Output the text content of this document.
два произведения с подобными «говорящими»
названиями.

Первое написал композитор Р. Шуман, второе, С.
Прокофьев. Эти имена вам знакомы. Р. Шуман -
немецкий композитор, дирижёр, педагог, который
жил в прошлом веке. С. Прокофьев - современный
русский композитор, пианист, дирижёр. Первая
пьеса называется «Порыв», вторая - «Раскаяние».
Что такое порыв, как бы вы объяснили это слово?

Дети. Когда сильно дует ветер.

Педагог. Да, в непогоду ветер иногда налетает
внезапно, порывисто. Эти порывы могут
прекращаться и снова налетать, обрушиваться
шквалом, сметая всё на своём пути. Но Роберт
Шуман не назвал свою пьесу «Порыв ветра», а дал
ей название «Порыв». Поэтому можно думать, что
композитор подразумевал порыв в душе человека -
########################################
■ Exercise objective ■
Find all lines with "ветер" in them and copy each one.

■ Reply ■
Дети. Когда сильно дует ветер.
Педагог. Да, в непогоду ветер иногда налетает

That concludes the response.